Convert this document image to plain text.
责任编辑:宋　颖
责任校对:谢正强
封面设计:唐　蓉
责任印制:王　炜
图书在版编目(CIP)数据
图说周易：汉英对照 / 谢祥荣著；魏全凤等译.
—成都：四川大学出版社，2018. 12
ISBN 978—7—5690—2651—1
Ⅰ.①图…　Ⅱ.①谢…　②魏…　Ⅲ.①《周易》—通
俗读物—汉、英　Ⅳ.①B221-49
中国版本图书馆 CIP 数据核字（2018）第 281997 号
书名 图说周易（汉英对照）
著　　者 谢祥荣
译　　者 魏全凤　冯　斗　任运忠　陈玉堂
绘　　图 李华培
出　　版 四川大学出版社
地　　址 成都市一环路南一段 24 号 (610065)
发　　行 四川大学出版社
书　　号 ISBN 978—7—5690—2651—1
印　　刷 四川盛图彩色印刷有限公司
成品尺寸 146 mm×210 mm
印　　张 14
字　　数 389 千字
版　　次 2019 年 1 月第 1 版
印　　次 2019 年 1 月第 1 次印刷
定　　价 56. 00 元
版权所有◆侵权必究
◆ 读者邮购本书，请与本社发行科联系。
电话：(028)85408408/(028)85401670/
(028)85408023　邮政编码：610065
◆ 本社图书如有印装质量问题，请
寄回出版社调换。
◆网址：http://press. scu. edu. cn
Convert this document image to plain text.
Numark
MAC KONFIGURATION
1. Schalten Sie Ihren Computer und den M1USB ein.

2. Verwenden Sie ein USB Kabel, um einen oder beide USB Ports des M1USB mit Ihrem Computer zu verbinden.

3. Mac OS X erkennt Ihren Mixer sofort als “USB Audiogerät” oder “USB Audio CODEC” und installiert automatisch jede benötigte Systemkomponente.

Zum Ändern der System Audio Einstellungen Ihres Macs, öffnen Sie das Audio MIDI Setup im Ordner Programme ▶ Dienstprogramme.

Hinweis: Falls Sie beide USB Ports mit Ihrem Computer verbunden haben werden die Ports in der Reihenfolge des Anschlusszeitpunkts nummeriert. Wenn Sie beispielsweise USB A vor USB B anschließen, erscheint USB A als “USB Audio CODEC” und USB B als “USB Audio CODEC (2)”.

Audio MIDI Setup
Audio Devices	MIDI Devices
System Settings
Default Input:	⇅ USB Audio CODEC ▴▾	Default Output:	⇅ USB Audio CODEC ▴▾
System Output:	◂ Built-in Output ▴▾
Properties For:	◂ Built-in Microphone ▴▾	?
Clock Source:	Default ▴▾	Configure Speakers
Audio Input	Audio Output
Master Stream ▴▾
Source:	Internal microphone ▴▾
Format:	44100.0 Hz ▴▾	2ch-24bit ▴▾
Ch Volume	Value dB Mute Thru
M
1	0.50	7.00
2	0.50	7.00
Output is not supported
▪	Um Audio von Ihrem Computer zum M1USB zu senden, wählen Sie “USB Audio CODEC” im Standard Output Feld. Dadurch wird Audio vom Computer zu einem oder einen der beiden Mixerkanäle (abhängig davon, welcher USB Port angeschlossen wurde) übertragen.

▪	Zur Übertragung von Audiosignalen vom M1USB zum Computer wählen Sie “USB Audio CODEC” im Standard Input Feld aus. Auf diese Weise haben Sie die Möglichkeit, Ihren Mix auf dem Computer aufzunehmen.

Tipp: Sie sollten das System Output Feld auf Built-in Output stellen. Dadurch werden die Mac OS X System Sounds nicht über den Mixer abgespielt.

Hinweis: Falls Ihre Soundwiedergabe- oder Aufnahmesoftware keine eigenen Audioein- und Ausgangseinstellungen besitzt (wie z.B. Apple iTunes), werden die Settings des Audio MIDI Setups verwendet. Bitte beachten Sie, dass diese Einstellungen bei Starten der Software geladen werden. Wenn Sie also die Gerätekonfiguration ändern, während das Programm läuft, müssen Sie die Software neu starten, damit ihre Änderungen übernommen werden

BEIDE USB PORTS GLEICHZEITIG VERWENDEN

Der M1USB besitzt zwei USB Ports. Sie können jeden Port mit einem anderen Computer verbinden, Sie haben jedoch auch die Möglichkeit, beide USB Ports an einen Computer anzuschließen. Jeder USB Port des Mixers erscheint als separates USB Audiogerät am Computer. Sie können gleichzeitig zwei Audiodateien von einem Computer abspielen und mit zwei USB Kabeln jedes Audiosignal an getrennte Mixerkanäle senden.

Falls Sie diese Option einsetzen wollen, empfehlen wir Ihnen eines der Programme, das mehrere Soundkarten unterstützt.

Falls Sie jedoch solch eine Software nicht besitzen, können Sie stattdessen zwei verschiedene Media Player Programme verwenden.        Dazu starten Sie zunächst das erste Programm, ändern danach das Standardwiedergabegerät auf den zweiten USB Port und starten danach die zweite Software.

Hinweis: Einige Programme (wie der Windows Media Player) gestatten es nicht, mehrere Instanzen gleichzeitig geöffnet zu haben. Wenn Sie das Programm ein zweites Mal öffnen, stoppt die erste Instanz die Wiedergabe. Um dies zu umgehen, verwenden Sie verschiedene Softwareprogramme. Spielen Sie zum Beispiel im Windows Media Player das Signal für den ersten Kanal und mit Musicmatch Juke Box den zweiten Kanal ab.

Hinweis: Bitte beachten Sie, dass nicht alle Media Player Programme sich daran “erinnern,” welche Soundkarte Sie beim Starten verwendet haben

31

# # #

YOUR GOAL:
Output an exact copy of each record.

WRITTEN SOLUTION:
Convert this document image to plain text.
责任编辑:宋　颖
责任校对:谢正强
封面设计:唐　蓉
责任印制:王　炜
图书在版编目(CIP)数据
图说周易：汉英对照 / 谢祥荣著；魏全凤等译.
—成都：四川大学出版社，2018. 12
ISBN 978—7—5690—2651—1
Ⅰ.①图…　Ⅱ.①谢…　②魏…　Ⅲ.①《周易》—通
俗读物—汉、英　Ⅳ.①B221-49
中国版本图书馆 CIP 数据核字（2018）第 281997 号
书名 图说周易（汉英对照）
著　　者 谢祥荣
译　　者 魏全凤　冯　斗　任运忠　陈玉堂
绘　　图 李华培
出　　版 四川大学出版社
地　　址 成都市一环路南一段 24 号 (610065)
发　　行 四川大学出版社
书　　号 ISBN 978—7—5690—2651—1
印　　刷 四川盛图彩色印刷有限公司
成品尺寸 146 mm×210 mm
印　　张 14
字　　数 389 千字
版　　次 2019 年 1 月第 1 版
印　　次 2019 年 1 月第 1 次印刷
定　　价 56. 00 元
版权所有◆侵权必究
◆ 读者邮购本书，请与本社发行科联系。
电话：(028)85408408/(028)85401670/
(028)85408023　邮政编码：610065
◆ 本社图书如有印装质量问题，请
寄回出版社调换。
◆网址：http://press. scu. edu. cn
Convert this document image to plain text.
Numark
MAC KONFIGURATION
1. Schalten Sie Ihren Computer und den M1USB ein.

2. Verwenden Sie ein USB Kabel, um einen oder beide USB Ports des M1USB mit Ihrem Computer zu verbinden.

3. Mac OS X erkennt Ihren Mixer sofort als “USB Audiogerät” oder “USB Audio CODEC” und installiert automatisch jede benötigte Systemkomponente.

Zum Ändern der System Audio Einstellungen Ihres Macs, öffnen Sie das Audio MIDI Setup im Ordner Programme ▶ Dienstprogramme.

Hinweis: Falls Sie beide USB Ports mit Ihrem Computer verbunden haben werden die Ports in der Reihenfolge des Anschlusszeitpunkts nummeriert. Wenn Sie beispielsweise USB A vor USB B anschließen, erscheint USB A als “USB Audio CODEC” und USB B als “USB Audio CODEC (2)”.

Audio MIDI Setup
Audio Devices	MIDI Devices
System Settings
Default Input:	⇅ USB Audio CODEC ▴▾	Default Output:	⇅ USB Audio CODEC ▴▾
System Output:	◂ Built-in Output ▴▾
Properties For:	◂ Built-in Microphone ▴▾	?
Clock Source:	Default ▴▾	Configure Speakers
Audio Input	Audio Output
Master Stream ▴▾
Source:	Internal microphone ▴▾
Format:	44100.0 Hz ▴▾	2ch-24bit ▴▾
Ch Volume	Value dB Mute Thru
M
1	0.50	7.00
2	0.50	7.00
Output is not supported
▪	Um Audio von Ihrem Computer zum M1USB zu senden, wählen Sie “USB Audio CODEC” im Standard Output Feld. Dadurch wird Audio vom Computer zu einem oder einen der beiden Mixerkanäle (abhängig davon, welcher USB Port angeschlossen wurde) übertragen.

▪	Zur Übertragung von Audiosignalen vom M1USB zum Computer wählen Sie “USB Audio CODEC” im Standard Input Feld aus. Auf diese Weise haben Sie die Möglichkeit, Ihren Mix auf dem Computer aufzunehmen.

Tipp: Sie sollten das System Output Feld auf Built-in Output stellen. Dadurch werden die Mac OS X System Sounds nicht über den Mixer abgespielt.

Hinweis: Falls Ihre Soundwiedergabe- oder Aufnahmesoftware keine eigenen Audioein- und Ausgangseinstellungen besitzt (wie z.B. Apple iTunes), werden die Settings des Audio MIDI Setups verwendet. Bitte beachten Sie, dass diese Einstellungen bei Starten der Software geladen werden. Wenn Sie also die Gerätekonfiguration ändern, während das Programm läuft, müssen Sie die Software neu starten, damit ihre Änderungen übernommen werden

BEIDE USB PORTS GLEICHZEITIG VERWENDEN

Der M1USB besitzt zwei USB Ports. Sie können jeden Port mit einem anderen Computer verbinden, Sie haben jedoch auch die Möglichkeit, beide USB Ports an einen Computer anzuschließen. Jeder USB Port des Mixers erscheint als separates USB Audiogerät am Computer. Sie können gleichzeitig zwei Audiodateien von einem Computer abspielen und mit zwei USB Kabeln jedes Audiosignal an getrennte Mixerkanäle senden.

Falls Sie diese Option einsetzen wollen, empfehlen wir Ihnen eines der Programme, das mehrere Soundkarten unterstützt.

Falls Sie jedoch solch eine Software nicht besitzen, können Sie stattdessen zwei verschiedene Media Player Programme verwenden.        Dazu starten Sie zunächst das erste Programm, ändern danach das Standardwiedergabegerät auf den zweiten USB Port und starten danach die zweite Software.

Hinweis: Einige Programme (wie der Windows Media Player) gestatten es nicht, mehrere Instanzen gleichzeitig geöffnet zu haben. Wenn Sie das Programm ein zweites Mal öffnen, stoppt die erste Instanz die Wiedergabe. Um dies zu umgehen, verwenden Sie verschiedene Softwareprogramme. Spielen Sie zum Beispiel im Windows Media Player das Signal für den ersten Kanal und mit Musicmatch Juke Box den zweiten Kanal ab.

Hinweis: Bitte beachten Sie, dass nicht alle Media Player Programme sich daran “erinnern,” welche Soundkarte Sie beim Starten verwendet haben

31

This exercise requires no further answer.